Excerpted text |
_ _ _ _ _

Skip to content

CI/CD

Evalite integrates seamlessly into CI/CD pipelines, allowing you to validate LLM-powered features as part of your automated testing workflow.

Static UI Export

Export eval results as a static HTML bundle for viewing in CI artifacts without running a live server.

Basic Usage

Terminal window
evalite export

Exports latest full run to ./evalite-export directory.

Options

Custom output directory:

Terminal window
evalite export --output=./my-export

Export specific run:

Terminal window
evalite export --run-id=123

Export Structure

Generated bundle contains:

  • index.html - Standalone UI (works without server)
  • data/*.json - Pre-computed API responses
  • files/* - Images, audio, etc. from eval results
  • assets/* - UI JavaScript/CSS

Viewing Exports

Local preview:

Terminal window
npx serve -s ./evalite-export

Static hosting: Upload to artifact.ci, S3, GitHub Pages, etc.

CI Integration Example

GitHub Actions workflow exporting UI to artifacts:

name: Run Evals
on: [push, pull_request]
jobs:
evals:
runs-on: ubuntu-latest
steps:
- uses: actions/checkout@v3
- uses: actions/setup-node@v3
with:
node-version: "22"
- run: npm install
- name: Run evaluations
env:
OPENAI_API_KEY: ${{ secrets.OPENAI_API_KEY }}
run: npx evalite --threshold=70
- name: Export UI
run: npx evalite export --output=./ui-export
- name: Upload static UI
uses: actions/upload-artifact@v3
with:
name: evalite-ui
path: ui-export

View results by downloading artifact and running npx serve -s ./ui-export.

Running on CI

Run Evalite in run-once mode (default):

Terminal window
evalite

Executes all evals and exits.

Score Thresholds

Fail CI builds if scores fall below threshold:

Terminal window
evalite --threshold=70

Exits with code 1 if average score < 70.

JSON Export

For programmatic analysis, export raw JSON:

Terminal window
evalite --outputPath=./results.json

Export Format

Typed hierarchical structure:

import type { Evalite } from "evalite";
type Output = Evalite.Exported.Output;

Contains:

  • run: Metadata (id, runType, createdAt)
  • evals: Array of evaluations with:
    • Basic info (name, filepath, duration, status, averageScore)
    • results: Individual test results with:
      • Test data (input, output, expected)
      • scores: Scorer results
      • traces: LLM call traces

Use Cases

  • Analytics: Import into dashboards for performance tracking
  • Archiving: Store historical results for comparison
  • Custom tooling: Build scripts around eval data

_ _ _ _ _

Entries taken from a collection

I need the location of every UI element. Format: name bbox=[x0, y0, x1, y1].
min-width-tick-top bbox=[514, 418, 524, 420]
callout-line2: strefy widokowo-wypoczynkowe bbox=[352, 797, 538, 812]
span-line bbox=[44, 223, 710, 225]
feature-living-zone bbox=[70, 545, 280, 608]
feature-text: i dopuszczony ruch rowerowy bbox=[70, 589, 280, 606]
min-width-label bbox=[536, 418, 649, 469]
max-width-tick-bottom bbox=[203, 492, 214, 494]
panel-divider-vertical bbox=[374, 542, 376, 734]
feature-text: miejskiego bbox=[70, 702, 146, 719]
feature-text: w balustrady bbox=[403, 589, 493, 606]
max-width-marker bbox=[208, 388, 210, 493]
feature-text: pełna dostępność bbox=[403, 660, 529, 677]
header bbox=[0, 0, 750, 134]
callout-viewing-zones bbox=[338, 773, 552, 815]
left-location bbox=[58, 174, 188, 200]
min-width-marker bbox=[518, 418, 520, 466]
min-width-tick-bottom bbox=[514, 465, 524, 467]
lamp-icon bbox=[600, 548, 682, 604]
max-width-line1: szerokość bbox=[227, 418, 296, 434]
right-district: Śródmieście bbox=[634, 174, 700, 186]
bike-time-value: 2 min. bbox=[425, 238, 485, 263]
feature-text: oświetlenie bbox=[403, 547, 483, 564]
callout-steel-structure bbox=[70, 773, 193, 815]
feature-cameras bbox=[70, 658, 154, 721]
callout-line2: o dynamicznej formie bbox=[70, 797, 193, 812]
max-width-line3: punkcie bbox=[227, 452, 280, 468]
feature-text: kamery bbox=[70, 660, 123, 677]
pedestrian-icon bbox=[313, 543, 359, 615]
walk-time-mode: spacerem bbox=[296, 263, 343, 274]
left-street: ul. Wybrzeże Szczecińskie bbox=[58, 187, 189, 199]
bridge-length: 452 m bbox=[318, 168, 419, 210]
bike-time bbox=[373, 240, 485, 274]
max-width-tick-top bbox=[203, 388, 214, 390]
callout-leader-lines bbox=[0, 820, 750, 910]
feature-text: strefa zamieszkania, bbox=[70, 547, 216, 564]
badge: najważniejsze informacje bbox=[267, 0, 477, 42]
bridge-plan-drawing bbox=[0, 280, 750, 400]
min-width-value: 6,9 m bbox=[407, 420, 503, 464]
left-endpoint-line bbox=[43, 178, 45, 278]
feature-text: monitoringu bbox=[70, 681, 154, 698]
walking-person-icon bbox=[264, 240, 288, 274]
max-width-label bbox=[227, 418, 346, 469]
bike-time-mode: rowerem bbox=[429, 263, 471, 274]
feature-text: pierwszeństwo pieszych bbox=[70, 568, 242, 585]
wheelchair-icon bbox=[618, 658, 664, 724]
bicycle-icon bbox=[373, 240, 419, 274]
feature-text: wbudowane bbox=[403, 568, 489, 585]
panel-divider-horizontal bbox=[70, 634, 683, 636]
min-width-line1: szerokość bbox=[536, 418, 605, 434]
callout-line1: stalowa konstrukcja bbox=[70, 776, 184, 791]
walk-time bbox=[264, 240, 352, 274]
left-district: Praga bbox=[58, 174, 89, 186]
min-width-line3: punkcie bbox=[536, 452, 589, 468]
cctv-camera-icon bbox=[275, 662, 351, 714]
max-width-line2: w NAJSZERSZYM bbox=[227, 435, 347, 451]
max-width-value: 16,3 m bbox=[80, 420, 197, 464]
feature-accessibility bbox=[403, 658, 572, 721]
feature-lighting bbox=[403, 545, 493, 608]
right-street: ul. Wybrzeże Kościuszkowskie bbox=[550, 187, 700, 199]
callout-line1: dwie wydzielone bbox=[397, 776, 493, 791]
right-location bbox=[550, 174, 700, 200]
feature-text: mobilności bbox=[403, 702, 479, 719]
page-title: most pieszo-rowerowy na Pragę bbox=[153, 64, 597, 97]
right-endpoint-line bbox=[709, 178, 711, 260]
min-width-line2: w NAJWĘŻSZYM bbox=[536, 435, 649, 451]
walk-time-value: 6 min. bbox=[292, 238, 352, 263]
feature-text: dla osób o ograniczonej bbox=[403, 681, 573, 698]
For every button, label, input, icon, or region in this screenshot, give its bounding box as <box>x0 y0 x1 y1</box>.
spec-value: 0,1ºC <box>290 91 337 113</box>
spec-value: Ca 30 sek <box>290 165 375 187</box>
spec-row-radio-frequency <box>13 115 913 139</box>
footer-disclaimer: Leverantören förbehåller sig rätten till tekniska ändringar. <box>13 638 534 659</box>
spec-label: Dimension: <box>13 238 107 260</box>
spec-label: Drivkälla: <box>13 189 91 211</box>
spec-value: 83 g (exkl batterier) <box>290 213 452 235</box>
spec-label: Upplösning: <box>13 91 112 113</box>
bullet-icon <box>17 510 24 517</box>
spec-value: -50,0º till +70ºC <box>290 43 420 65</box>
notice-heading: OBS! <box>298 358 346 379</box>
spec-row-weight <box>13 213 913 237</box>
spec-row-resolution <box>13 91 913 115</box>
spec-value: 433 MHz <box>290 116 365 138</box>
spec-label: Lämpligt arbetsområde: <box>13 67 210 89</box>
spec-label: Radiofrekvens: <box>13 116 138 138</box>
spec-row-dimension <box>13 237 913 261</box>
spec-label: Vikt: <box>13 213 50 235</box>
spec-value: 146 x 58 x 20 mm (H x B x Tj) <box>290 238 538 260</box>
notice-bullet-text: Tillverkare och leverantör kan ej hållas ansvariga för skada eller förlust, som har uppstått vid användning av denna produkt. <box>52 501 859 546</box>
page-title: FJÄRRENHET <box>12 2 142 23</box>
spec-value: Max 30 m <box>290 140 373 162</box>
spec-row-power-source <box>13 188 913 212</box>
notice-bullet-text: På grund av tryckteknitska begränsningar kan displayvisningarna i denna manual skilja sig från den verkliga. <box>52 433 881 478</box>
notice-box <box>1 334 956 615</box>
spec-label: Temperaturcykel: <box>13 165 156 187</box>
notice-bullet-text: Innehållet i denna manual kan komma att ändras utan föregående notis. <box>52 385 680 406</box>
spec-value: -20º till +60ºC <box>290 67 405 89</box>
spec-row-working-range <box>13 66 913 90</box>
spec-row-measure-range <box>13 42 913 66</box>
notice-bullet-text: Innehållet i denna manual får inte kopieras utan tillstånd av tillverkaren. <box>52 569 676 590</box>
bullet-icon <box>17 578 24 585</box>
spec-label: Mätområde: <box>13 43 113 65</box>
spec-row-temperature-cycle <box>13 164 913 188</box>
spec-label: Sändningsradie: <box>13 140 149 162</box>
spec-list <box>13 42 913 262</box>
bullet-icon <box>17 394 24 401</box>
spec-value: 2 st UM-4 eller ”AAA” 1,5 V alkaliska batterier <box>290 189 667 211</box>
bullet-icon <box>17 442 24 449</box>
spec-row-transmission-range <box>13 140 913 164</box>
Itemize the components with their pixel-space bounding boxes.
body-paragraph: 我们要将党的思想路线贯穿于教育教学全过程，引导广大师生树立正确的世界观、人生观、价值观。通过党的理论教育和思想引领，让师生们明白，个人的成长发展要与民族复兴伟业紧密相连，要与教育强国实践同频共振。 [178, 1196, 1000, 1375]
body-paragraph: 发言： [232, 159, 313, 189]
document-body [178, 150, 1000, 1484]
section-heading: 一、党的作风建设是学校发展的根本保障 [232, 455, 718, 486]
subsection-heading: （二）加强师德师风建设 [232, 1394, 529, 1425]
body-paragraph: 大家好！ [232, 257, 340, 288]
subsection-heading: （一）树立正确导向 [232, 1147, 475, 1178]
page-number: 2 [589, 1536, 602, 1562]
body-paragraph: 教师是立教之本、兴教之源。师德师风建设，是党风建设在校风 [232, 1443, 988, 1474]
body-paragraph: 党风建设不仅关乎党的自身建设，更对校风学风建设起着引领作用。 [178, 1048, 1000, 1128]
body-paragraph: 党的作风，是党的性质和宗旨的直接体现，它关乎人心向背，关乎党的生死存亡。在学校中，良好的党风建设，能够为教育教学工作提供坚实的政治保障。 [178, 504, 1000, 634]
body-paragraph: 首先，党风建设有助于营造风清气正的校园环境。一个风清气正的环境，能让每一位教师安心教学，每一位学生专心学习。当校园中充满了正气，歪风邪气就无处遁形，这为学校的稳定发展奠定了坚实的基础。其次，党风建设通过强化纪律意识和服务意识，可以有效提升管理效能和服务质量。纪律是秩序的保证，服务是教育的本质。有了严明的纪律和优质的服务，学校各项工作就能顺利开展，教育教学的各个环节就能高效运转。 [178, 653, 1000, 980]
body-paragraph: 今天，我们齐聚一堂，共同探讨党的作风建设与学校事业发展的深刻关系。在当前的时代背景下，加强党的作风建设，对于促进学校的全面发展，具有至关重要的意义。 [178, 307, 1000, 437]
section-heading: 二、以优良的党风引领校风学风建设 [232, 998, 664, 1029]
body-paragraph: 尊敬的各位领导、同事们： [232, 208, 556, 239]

_ _ _ _ _

Required actions |
• A. According to the Evalite CI/CD page, to which directory does the evalite export command write the latest full run by default?
• B. Transcribe the portion of the Evalite CI/CD page from "Skip to content" to "automated testing workflow.".

Solutions to the problems |
• A. ./evalite-export

• B.
Skip to content

CI/CD

Evalite integrates seamlessly into CI/CD pipelines, allowing you to validate LLM-powered features as part of your automated testing workflow.